_What this task involves_:
Pull each line holding the word "Linear" from the data.

_Data in this exercise_:

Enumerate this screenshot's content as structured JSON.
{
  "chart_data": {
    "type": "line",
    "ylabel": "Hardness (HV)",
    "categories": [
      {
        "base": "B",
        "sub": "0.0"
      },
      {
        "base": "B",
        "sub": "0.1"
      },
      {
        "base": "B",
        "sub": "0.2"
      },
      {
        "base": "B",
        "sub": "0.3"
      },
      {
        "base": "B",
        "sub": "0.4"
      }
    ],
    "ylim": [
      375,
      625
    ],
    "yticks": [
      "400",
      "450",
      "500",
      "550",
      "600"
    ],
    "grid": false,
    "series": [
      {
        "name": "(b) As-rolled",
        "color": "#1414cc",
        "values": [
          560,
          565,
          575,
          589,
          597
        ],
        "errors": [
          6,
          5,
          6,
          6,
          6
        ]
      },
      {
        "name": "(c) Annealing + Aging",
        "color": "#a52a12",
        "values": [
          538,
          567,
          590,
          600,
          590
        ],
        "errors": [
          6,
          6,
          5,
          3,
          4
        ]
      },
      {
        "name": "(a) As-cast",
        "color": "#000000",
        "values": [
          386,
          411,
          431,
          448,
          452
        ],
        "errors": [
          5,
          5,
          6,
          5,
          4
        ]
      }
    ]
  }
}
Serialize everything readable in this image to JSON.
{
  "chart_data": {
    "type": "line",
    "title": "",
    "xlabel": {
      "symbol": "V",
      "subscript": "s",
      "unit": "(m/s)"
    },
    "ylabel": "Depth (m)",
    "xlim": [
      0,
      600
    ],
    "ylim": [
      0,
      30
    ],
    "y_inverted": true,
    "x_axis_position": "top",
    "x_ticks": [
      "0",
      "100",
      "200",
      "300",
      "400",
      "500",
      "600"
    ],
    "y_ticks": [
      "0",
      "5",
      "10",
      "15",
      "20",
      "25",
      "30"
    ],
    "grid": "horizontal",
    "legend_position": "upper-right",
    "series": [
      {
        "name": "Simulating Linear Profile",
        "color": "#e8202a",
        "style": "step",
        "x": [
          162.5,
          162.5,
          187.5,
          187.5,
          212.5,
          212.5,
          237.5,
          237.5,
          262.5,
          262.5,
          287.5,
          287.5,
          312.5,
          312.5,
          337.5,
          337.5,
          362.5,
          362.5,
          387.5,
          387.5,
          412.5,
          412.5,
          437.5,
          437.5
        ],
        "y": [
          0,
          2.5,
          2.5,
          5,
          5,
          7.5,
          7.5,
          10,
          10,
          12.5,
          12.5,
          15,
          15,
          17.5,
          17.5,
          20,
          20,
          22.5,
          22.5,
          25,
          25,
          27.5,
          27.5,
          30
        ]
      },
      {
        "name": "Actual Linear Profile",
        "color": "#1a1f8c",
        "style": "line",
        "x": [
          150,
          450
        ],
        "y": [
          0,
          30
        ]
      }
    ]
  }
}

_The result_:
        "name": "Simulating Linear Profile",
        "name": "Actual Linear Profile",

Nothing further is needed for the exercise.